| GIVEN EXERCISE |
Locate the lines where "this" occurs and copy them as they stand.

| TASK INPUTS |
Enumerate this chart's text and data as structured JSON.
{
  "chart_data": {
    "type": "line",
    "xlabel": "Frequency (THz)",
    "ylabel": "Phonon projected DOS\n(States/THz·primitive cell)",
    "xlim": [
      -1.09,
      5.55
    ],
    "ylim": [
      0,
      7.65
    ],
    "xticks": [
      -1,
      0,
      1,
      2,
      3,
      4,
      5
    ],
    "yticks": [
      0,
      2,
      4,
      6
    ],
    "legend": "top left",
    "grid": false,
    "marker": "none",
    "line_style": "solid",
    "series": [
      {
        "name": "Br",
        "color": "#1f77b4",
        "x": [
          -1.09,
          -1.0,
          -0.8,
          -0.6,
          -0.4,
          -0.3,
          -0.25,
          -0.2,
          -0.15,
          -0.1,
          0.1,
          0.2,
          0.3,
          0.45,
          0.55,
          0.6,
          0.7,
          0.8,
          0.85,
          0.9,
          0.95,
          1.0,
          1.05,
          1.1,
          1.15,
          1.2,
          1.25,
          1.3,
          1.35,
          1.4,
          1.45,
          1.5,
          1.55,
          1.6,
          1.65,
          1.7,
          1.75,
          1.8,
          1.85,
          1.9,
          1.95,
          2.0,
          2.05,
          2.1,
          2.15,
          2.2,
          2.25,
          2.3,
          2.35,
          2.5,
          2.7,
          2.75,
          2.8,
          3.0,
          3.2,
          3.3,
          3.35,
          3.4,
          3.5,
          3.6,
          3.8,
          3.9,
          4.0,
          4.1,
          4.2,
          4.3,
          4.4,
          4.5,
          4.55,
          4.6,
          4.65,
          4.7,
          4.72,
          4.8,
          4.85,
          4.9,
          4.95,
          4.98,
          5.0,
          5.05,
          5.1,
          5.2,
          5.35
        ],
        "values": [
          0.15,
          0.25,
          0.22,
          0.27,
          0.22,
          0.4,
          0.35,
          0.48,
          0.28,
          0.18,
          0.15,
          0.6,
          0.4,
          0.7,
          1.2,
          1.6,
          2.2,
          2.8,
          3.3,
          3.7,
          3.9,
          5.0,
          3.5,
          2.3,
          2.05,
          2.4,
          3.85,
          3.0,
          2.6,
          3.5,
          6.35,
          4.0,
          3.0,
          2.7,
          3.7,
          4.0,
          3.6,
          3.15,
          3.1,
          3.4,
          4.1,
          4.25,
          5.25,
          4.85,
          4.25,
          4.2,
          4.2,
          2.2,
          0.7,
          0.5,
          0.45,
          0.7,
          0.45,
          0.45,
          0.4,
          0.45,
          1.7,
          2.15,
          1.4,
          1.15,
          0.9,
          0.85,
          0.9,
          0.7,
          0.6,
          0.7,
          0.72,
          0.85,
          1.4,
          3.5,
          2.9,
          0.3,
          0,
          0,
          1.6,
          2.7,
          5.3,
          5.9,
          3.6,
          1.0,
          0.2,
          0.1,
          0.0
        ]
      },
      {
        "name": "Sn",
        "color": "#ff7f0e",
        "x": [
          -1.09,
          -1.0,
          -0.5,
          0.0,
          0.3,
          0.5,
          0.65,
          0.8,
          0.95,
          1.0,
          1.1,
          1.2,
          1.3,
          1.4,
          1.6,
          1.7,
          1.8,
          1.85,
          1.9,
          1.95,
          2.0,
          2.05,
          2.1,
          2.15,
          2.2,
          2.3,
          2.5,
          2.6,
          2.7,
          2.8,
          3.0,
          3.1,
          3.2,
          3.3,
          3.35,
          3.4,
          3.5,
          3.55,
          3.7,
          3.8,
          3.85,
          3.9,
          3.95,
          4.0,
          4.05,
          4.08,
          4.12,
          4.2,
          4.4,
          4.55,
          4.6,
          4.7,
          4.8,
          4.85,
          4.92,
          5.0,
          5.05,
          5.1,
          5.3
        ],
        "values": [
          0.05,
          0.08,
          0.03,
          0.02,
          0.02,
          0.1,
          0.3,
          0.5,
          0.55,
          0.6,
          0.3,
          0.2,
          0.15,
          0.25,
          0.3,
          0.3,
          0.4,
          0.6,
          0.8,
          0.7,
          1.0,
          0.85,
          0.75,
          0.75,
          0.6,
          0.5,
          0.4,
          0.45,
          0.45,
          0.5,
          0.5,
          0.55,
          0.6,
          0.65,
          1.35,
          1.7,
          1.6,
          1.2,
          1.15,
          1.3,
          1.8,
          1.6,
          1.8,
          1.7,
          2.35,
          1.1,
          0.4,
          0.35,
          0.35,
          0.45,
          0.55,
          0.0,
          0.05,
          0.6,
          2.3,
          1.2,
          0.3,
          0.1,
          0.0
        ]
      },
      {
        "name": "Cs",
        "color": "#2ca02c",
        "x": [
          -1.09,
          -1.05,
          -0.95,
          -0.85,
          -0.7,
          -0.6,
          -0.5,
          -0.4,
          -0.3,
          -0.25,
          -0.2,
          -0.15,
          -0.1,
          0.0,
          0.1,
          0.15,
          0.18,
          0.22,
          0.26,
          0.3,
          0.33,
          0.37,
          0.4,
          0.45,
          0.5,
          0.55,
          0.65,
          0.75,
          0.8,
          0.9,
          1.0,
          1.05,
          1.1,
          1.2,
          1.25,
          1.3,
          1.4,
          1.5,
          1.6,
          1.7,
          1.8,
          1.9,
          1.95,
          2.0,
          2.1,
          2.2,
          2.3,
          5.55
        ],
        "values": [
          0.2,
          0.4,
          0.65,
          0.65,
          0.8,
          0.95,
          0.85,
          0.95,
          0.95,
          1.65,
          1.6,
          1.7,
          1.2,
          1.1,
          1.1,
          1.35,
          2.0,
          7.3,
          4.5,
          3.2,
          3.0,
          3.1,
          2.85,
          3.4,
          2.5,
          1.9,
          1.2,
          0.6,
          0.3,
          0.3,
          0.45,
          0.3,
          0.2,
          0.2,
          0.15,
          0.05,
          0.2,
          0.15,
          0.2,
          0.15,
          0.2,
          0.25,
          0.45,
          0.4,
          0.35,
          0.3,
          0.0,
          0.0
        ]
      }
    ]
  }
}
* * *
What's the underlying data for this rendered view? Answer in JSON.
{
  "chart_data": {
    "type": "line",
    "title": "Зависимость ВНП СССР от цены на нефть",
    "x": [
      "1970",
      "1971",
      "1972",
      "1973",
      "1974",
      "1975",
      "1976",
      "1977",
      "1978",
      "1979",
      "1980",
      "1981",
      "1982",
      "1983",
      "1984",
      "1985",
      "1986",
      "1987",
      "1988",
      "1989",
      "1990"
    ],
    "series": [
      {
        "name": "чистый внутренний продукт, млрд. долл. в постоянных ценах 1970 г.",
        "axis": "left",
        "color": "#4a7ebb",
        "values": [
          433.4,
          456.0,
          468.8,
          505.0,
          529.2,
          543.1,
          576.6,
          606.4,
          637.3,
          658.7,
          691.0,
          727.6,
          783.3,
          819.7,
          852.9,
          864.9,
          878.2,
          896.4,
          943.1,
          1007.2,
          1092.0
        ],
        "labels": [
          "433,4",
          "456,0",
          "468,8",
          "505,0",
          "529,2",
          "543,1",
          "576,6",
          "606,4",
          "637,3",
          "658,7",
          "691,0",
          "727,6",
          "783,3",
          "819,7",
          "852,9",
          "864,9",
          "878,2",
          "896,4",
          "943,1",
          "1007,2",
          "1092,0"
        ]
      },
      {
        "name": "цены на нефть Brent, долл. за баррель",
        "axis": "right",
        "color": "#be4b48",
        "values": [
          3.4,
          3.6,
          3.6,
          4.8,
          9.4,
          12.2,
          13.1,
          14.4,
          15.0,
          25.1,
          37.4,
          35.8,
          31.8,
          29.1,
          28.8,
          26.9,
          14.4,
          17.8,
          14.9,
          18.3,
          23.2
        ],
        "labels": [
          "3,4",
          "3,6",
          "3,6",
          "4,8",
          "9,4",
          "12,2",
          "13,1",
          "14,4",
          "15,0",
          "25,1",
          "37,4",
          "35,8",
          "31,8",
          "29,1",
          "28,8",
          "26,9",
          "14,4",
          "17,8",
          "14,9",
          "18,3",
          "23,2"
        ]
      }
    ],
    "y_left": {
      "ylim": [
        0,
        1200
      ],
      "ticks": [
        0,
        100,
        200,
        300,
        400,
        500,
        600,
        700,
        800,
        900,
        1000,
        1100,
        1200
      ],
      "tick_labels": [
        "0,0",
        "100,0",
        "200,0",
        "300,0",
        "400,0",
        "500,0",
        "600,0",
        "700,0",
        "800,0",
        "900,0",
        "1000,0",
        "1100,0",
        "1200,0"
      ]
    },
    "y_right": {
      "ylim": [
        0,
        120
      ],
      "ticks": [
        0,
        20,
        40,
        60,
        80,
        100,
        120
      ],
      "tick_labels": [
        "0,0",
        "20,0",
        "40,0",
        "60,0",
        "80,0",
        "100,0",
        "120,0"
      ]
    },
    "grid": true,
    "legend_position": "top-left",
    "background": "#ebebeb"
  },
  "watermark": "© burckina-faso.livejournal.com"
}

| FINAL ANSWER |
Enumerate this chart's text and data as structured JSON.
What's the underlying data for this rendered view? Answer in JSON.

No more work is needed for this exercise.